# [Task brief]
Of the lines in the records that follow, how many include the word "Grants"? Answer with a bare number.

# [Data rows]
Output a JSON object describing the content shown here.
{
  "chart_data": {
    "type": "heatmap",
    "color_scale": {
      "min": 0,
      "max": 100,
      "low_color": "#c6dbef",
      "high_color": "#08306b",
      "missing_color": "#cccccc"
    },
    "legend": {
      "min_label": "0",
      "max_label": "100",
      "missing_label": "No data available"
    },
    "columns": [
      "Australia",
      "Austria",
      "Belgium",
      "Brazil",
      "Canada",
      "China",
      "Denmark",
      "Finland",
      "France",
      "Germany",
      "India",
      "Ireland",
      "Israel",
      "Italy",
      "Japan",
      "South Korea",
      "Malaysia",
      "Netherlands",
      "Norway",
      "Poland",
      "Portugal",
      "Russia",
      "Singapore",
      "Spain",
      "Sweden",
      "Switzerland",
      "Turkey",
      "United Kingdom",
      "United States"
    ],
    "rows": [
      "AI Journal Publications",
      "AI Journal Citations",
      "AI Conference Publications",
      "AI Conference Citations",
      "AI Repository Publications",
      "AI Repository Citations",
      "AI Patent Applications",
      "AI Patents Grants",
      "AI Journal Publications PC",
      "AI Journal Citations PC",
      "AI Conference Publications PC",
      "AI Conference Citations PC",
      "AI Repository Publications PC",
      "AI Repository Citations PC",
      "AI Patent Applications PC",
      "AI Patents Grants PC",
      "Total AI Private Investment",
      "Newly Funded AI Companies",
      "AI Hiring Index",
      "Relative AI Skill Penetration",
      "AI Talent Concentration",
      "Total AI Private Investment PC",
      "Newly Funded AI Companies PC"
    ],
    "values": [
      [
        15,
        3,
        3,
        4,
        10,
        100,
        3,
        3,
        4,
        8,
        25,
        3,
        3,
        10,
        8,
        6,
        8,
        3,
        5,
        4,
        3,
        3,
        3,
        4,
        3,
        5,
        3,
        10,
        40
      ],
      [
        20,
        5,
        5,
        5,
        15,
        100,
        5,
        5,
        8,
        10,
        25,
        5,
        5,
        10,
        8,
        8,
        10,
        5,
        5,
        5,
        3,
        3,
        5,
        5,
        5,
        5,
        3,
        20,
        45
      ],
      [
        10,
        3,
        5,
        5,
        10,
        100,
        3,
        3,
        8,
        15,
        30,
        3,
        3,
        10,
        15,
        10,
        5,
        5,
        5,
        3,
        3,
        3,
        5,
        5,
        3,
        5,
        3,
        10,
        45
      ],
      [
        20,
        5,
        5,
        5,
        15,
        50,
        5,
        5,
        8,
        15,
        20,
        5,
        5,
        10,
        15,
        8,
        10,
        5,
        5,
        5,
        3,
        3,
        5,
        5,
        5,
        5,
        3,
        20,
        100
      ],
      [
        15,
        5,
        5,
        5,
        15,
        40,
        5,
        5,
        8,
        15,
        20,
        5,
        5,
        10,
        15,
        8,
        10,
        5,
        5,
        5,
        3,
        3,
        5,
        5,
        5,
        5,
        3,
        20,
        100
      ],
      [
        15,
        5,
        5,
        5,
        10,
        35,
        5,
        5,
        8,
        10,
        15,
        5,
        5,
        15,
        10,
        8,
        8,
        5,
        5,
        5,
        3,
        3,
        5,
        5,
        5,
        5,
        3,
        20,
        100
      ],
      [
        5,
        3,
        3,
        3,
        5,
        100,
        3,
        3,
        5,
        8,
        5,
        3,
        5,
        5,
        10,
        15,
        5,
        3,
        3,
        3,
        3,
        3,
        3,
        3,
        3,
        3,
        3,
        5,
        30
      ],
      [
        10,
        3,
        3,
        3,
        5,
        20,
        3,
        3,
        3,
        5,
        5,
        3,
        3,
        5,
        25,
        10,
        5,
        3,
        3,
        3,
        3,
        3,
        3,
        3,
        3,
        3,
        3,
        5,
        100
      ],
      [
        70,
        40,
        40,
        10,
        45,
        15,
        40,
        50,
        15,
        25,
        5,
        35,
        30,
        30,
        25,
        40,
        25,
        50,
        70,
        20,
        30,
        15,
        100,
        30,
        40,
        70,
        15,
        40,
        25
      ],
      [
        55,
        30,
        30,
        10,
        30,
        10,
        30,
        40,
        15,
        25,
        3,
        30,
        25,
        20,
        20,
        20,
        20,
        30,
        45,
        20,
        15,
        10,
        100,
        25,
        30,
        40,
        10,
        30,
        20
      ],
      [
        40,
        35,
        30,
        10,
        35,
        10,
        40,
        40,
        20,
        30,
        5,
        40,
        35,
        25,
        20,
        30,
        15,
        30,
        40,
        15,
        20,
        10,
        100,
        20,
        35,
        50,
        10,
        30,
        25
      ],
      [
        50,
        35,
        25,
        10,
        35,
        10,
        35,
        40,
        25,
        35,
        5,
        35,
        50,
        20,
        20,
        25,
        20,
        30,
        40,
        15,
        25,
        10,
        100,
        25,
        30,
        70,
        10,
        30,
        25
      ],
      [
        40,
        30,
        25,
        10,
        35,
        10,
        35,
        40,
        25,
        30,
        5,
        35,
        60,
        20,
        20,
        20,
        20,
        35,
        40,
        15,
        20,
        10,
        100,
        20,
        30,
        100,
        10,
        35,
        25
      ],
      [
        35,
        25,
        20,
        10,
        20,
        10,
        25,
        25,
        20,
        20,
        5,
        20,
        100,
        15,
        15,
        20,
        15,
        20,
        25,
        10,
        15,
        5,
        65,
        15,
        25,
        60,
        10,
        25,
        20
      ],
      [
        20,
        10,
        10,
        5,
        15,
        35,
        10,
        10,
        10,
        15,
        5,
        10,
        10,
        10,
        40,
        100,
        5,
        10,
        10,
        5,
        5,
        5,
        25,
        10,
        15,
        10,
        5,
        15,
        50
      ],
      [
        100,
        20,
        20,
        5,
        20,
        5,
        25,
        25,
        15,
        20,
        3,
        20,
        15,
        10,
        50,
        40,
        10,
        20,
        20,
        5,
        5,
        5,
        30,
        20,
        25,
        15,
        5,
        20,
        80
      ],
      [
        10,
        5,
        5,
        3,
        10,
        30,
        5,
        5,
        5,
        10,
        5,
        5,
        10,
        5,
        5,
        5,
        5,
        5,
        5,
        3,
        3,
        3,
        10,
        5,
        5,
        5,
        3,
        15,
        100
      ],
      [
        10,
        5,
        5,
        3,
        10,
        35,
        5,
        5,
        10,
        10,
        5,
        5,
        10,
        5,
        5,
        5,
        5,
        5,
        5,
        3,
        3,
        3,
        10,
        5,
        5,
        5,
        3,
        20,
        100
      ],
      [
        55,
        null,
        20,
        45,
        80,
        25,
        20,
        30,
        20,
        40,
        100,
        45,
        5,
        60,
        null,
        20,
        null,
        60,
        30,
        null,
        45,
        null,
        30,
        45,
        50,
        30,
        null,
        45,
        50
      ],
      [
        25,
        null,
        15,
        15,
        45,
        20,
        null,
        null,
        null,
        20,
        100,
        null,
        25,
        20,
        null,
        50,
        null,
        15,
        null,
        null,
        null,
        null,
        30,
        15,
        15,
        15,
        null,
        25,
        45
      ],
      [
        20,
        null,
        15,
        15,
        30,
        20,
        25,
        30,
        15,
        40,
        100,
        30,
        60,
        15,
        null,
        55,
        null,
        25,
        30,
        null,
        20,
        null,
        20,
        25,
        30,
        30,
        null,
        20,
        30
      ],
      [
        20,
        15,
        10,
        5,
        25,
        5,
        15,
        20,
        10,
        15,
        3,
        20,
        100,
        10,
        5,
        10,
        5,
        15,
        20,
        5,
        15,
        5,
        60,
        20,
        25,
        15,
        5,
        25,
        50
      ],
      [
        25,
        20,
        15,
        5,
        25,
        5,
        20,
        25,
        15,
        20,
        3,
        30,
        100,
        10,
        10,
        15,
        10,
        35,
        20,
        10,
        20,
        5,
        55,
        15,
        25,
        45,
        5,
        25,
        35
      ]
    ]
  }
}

# [Result for this exercise]
2